Problem statement |
Report back each line of the records that contains the string "image".

* start Supplied records *

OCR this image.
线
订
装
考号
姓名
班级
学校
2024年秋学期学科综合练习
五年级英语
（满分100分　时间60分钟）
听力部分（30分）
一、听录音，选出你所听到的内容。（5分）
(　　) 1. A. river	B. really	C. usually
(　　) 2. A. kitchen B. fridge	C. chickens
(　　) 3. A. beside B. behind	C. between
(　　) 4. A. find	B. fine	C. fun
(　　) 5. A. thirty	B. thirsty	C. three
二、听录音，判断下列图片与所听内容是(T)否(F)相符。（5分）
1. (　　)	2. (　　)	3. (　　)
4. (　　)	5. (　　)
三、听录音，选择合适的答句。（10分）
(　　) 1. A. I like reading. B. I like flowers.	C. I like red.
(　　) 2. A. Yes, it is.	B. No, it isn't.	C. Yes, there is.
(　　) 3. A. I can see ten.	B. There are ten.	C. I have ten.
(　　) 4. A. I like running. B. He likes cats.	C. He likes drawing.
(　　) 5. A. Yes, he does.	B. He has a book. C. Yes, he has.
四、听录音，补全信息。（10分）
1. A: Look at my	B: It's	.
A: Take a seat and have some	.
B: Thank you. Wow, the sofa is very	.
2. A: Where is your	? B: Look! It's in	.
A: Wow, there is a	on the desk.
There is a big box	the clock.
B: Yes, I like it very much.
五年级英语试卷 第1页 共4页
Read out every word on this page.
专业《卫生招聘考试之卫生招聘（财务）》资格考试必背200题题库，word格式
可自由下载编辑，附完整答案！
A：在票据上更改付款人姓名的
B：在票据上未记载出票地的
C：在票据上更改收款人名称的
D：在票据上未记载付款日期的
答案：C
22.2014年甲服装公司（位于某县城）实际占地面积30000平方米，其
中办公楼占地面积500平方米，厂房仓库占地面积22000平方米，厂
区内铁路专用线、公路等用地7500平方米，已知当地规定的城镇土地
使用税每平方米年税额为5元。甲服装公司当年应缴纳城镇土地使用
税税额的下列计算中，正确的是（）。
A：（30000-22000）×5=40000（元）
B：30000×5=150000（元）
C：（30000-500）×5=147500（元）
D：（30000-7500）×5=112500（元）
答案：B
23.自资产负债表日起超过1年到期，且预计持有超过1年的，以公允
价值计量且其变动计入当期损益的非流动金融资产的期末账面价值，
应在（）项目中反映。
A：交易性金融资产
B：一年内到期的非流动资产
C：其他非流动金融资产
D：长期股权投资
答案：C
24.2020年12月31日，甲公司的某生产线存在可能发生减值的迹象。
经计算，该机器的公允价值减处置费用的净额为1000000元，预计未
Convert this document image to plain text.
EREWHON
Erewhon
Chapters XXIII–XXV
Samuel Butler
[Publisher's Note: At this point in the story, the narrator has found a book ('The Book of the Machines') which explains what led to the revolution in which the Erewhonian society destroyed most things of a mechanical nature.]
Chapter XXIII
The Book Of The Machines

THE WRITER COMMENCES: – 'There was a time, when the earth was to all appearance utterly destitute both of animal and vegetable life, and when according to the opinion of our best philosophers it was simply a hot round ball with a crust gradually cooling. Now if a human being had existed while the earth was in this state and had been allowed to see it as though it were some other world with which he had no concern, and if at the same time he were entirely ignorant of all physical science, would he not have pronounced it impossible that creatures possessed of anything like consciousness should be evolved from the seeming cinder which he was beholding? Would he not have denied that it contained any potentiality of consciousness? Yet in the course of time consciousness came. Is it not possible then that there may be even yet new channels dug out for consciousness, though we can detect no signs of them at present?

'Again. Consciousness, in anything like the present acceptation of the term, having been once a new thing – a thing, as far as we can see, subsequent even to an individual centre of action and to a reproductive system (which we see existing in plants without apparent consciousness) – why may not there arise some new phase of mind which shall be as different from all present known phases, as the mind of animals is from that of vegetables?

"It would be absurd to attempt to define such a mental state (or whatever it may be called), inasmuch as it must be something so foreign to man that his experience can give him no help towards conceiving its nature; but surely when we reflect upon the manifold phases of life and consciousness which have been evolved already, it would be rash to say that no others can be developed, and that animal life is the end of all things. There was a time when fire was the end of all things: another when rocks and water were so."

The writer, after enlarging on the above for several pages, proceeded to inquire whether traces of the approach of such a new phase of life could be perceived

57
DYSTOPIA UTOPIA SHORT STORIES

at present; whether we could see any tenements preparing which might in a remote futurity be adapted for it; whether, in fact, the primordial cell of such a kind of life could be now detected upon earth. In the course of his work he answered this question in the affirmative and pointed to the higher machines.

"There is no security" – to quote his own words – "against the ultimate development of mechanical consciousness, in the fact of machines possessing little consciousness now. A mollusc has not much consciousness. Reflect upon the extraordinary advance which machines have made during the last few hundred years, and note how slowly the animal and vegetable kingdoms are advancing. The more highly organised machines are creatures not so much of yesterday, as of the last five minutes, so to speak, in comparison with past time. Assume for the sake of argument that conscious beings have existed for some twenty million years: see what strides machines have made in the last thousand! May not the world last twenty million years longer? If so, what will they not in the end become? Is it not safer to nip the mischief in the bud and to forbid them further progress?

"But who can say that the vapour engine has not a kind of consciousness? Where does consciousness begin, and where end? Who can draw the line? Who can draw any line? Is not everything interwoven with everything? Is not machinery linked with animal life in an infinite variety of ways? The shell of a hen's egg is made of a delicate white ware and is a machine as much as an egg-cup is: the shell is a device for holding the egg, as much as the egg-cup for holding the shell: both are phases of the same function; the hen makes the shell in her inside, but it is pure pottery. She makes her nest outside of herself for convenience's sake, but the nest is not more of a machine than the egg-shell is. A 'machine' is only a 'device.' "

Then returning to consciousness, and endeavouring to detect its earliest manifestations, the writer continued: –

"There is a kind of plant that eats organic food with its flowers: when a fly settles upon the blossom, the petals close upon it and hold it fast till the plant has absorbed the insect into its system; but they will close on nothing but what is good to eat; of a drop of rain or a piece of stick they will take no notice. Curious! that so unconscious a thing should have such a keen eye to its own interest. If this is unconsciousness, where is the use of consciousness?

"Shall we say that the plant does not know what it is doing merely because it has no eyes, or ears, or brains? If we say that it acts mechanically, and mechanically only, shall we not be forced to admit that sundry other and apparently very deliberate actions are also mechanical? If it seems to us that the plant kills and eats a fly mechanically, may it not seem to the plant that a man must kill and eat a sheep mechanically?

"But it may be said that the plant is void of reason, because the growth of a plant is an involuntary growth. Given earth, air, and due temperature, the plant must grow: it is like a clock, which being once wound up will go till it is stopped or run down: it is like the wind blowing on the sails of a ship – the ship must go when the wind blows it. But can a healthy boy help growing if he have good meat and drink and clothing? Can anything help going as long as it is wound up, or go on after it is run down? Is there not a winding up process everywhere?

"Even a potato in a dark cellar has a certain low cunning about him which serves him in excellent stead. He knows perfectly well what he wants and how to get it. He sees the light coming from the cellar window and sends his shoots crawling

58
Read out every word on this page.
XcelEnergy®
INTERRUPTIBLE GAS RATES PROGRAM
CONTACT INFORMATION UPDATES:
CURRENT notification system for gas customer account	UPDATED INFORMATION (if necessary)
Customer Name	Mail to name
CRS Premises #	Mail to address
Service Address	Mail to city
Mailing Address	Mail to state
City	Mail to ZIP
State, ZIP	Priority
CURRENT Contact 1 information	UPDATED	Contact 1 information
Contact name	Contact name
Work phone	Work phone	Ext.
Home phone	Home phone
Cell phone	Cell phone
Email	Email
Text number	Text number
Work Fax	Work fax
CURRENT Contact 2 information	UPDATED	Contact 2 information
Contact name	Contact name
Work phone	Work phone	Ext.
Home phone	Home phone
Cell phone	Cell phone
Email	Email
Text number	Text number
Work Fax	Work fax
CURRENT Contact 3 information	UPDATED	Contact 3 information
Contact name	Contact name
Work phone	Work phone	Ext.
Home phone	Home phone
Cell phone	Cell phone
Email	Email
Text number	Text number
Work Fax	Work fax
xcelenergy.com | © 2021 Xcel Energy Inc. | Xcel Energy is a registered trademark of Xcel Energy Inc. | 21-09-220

* end Supplied records *

The answer |
OCR this image.
Convert this document image to plain text.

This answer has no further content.